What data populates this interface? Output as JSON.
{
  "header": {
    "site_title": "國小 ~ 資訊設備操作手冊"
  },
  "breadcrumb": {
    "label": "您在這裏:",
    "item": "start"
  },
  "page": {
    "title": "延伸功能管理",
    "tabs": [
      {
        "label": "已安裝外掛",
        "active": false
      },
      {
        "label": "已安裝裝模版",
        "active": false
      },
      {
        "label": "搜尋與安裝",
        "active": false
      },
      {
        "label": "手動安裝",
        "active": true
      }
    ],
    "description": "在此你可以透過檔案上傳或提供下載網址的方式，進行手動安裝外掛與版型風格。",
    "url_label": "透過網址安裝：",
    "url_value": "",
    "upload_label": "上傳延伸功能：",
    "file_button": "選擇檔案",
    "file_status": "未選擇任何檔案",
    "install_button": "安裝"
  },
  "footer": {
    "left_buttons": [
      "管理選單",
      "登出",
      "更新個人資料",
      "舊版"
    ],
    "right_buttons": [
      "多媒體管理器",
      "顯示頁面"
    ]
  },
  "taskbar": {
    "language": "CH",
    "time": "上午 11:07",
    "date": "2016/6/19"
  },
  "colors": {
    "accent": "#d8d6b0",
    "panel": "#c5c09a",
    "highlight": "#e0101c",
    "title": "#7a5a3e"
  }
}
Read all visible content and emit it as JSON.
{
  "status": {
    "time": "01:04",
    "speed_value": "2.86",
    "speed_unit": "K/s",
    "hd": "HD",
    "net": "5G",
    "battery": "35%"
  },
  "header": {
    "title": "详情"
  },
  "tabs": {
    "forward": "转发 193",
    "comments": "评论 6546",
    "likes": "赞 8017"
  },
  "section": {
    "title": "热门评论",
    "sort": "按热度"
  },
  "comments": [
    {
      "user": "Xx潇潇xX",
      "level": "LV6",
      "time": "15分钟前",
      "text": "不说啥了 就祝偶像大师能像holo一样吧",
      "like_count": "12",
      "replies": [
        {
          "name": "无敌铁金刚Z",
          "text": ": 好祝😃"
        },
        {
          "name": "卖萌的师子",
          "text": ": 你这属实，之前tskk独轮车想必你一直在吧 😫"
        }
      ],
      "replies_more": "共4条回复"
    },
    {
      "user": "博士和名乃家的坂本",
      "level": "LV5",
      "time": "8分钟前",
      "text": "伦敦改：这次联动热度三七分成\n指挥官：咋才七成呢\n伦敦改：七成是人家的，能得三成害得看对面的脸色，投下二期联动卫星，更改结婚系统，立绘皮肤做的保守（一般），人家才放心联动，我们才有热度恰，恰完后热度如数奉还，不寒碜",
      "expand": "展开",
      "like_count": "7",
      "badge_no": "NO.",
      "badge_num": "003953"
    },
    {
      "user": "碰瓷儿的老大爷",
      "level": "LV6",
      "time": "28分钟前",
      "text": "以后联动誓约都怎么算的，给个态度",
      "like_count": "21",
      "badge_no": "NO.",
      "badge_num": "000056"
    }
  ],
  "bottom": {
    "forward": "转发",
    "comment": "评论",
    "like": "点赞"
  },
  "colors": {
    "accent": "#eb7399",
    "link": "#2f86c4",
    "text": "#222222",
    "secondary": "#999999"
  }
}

----

= Aim =
Write out the data again, exactly and in full.

= Answer for the task =
What data populates this interface? Output as JSON.
{
  "header": {
    "site_title": "國小 ~ 資訊設備操作手冊"
  },
  "breadcrumb": {
    "label": "您在這裏:",
    "item": "start"
  },
  "page": {
    "title": "延伸功能管理",
    "tabs": [
      {
        "label": "已安裝外掛",
        "active": false
      },
      {
        "label": "已安裝裝模版",
        "active": false
      },
      {
        "label": "搜尋與安裝",
        "active": false
      },
      {
        "label": "手動安裝",
        "active": true
      }
    ],
    "description": "在此你可以透過檔案上傳或提供下載網址的方式，進行手動安裝外掛與版型風格。",
    "url_label": "透過網址安裝：",
    "url_value": "",
    "upload_label": "上傳延伸功能：",
    "file_button": "選擇檔案",
    "file_status": "未選擇任何檔案",
    "install_button": "安裝"
  },
  "footer": {
    "left_buttons": [
      "管理選單",
      "登出",
      "更新個人資料",
      "舊版"
    ],
    "right_buttons": [
      "多媒體管理器",
      "顯示頁面"
    ]
  },
  "taskbar": {
    "language": "CH",
    "time": "上午 11:07",
    "date": "2016/6/19"
  },
  "colors": {
    "accent": "#d8d6b0",
    "panel": "#c5c09a",
    "highlight": "#e0101c",
    "title": "#7a5a3e"
  }
}
Read all visible content and emit it as JSON.
{
  "status": {
    "time": "01:04",
    "speed_value": "2.86",
    "speed_unit": "K/s",
    "hd": "HD",
    "net": "5G",
    "battery": "35%"
  },
  "header": {
    "title": "详情"
  },
  "tabs": {
    "forward": "转发 193",
    "comments": "评论 6546",
    "likes": "赞 8017"
  },
  "section": {
    "title": "热门评论",
    "sort": "按热度"
  },
  "comments": [
    {
      "user": "Xx潇潇xX",
      "level": "LV6",
      "time": "15分钟前",
      "text": "不说啥了 就祝偶像大师能像holo一样吧",
      "like_count": "12",
      "replies": [
        {
          "name": "无敌铁金刚Z",
          "text": ": 好祝😃"
        },
        {
          "name": "卖萌的师子",
          "text": ": 你这属实，之前tskk独轮车想必你一直在吧 😫"
        }
      ],
      "replies_more": "共4条回复"
    },
    {
      "user": "博士和名乃家的坂本",
      "level": "LV5",
      "time": "8分钟前",
      "text": "伦敦改：这次联动热度三七分成\n指挥官：咋才七成呢\n伦敦改：七成是人家的，能得三成害得看对面的脸色，投下二期联动卫星，更改结婚系统，立绘皮肤做的保守（一般），人家才放心联动，我们才有热度恰，恰完后热度如数奉还，不寒碜",
      "expand": "展开",
      "like_count": "7",
      "badge_no": "NO.",
      "badge_num": "003953"
    },
    {
      "user": "碰瓷儿的老大爷",
      "level": "LV6",
      "time": "28分钟前",
      "text": "以后联动誓约都怎么算的，给个态度",
      "like_count": "21",
      "badge_no": "NO.",
      "badge_num": "000056"
    }
  ],
  "bottom": {
    "forward": "转发",
    "comment": "评论",
    "like": "点赞"
  },
  "colors": {
    "accent": "#eb7399",
    "link": "#2f86c4",
    "text": "#222222",
    "secondary": "#999999"
  }
}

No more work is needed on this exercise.